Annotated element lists
start

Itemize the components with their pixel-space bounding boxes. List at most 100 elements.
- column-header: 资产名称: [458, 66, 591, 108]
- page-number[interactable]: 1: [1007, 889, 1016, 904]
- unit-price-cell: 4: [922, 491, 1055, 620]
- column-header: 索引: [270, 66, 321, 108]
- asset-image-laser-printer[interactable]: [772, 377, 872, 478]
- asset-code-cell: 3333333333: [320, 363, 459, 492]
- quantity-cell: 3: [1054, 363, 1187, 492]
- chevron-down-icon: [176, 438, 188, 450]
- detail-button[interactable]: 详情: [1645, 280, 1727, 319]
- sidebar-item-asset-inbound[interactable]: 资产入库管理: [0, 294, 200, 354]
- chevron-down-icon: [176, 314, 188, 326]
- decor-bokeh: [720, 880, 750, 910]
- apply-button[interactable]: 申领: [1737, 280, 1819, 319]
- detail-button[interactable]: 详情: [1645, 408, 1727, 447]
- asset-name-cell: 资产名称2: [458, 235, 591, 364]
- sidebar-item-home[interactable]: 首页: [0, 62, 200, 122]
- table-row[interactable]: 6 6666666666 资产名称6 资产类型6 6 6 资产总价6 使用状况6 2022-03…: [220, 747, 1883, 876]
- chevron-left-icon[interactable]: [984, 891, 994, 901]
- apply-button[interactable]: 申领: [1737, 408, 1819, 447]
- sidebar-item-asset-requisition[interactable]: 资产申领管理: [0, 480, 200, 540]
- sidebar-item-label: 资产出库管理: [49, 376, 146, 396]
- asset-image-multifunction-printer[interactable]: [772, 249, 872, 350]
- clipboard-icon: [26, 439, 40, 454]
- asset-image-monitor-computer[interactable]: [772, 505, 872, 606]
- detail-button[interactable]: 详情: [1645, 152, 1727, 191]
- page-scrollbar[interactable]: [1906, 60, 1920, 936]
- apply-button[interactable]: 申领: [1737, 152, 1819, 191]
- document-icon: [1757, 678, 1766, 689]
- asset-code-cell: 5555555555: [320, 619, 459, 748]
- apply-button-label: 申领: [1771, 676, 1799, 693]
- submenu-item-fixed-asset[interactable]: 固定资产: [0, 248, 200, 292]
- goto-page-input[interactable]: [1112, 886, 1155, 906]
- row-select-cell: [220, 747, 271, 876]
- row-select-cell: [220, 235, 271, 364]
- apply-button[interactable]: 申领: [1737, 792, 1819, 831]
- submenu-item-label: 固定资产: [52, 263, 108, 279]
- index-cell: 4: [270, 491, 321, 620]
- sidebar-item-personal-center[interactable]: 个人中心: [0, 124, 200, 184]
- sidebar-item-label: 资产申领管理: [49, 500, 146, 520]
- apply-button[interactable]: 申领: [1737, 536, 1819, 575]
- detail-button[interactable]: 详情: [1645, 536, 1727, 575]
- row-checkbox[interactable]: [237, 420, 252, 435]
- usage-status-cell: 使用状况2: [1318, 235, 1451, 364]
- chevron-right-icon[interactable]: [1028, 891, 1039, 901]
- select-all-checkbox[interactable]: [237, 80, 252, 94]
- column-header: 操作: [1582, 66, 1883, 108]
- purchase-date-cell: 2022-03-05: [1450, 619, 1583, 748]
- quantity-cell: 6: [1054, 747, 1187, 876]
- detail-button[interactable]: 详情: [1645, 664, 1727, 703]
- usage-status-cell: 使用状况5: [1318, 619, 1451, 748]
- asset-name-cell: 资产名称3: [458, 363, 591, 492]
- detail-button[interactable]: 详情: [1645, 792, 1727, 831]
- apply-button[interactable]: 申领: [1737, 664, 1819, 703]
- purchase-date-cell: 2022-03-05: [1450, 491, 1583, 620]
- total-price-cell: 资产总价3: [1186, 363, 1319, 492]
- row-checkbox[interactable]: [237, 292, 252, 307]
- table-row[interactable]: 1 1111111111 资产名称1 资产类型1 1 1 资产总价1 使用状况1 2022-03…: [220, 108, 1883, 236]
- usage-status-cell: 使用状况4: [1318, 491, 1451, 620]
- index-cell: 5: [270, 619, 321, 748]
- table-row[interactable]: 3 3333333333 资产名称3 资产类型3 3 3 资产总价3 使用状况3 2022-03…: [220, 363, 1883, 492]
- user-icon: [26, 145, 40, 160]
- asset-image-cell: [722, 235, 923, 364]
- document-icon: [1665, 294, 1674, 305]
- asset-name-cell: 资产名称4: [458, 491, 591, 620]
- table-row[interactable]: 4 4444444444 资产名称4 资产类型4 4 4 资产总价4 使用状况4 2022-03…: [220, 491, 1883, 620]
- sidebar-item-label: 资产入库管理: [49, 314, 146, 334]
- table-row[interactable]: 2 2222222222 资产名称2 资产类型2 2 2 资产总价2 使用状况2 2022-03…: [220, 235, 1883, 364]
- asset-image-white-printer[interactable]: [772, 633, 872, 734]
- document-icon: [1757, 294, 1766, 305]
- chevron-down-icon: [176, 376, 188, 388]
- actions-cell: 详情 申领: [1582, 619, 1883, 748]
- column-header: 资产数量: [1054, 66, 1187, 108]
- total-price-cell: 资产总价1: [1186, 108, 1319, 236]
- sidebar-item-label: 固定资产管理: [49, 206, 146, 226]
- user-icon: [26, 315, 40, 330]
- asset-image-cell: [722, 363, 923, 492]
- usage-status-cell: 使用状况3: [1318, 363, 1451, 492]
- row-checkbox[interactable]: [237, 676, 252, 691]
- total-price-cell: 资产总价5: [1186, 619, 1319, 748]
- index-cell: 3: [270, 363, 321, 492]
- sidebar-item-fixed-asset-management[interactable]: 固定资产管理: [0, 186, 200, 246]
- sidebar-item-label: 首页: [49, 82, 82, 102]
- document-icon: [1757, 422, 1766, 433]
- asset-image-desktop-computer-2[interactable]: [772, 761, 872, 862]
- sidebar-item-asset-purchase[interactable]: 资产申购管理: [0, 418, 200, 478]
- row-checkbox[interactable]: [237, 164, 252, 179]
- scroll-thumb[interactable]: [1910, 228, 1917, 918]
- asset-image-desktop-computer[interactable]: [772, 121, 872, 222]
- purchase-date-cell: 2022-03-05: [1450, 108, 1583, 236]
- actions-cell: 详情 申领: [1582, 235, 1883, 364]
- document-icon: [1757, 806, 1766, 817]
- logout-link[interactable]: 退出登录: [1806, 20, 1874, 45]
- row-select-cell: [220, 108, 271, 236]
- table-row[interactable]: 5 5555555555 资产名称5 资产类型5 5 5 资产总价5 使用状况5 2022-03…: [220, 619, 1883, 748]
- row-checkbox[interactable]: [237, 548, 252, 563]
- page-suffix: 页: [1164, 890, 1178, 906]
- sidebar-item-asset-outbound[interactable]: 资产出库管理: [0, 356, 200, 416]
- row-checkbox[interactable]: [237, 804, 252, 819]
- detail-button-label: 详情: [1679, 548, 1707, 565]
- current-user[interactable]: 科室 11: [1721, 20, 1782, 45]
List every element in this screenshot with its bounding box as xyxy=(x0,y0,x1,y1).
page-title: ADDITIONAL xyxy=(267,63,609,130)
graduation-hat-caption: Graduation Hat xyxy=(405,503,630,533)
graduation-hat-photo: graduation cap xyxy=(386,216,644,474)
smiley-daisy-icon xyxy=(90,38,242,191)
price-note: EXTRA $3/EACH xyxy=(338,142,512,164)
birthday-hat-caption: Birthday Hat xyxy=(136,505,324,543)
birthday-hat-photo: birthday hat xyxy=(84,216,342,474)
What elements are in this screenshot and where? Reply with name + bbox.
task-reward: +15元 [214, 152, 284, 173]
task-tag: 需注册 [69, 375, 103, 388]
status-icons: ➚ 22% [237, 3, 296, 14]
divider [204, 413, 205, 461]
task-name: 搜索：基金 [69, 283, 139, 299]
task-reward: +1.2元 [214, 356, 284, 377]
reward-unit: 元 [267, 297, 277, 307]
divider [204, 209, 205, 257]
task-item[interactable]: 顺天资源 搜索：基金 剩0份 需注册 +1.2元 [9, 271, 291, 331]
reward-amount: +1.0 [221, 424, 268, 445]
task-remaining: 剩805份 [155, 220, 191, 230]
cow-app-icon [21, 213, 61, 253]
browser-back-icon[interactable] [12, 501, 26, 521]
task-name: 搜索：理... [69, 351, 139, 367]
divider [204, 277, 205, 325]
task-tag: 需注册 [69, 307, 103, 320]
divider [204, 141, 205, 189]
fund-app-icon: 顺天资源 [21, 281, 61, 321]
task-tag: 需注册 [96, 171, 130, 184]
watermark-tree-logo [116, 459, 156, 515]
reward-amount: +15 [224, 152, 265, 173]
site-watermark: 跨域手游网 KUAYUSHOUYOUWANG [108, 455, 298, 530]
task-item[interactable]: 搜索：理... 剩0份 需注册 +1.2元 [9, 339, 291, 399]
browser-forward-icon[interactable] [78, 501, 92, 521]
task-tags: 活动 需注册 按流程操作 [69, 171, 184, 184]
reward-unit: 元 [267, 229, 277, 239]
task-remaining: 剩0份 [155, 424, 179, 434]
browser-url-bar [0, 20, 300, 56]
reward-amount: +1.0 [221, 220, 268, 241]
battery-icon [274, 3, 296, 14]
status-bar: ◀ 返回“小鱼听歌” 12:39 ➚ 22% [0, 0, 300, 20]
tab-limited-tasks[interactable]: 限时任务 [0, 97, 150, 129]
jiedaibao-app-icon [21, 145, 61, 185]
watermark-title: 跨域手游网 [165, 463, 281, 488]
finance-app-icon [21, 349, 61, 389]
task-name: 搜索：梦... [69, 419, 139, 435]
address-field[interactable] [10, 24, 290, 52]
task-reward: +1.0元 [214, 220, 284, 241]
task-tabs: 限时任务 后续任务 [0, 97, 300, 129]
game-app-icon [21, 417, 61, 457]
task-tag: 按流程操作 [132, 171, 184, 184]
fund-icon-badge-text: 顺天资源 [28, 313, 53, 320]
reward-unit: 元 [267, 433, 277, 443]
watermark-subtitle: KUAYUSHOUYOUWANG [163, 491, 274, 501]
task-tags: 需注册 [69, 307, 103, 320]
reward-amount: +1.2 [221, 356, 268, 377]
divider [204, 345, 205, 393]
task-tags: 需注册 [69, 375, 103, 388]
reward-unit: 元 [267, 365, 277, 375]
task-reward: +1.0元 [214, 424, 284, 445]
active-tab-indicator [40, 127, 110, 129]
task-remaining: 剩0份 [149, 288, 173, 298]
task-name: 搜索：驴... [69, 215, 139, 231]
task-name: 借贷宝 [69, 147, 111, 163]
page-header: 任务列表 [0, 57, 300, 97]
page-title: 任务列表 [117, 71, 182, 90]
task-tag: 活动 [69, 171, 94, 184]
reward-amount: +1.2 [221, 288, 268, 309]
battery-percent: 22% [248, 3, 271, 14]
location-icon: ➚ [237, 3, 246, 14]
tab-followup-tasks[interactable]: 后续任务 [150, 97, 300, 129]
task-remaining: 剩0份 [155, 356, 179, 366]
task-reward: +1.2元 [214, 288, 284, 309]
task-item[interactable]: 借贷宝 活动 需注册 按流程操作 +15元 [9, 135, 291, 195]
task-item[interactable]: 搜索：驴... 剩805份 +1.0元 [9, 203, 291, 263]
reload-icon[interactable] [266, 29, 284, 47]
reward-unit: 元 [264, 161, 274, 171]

end

- [SET TASK]: Which lines of the material above contain the string "down"? Gather every one of them, treating uppercase and lowercase letters as different.

- [SOLUTION TO THIS TASK]:
- chevron-down-icon: [176, 438, 188, 450]
- chevron-down-icon: [176, 314, 188, 326]
- chevron-down-icon: [176, 376, 188, 388]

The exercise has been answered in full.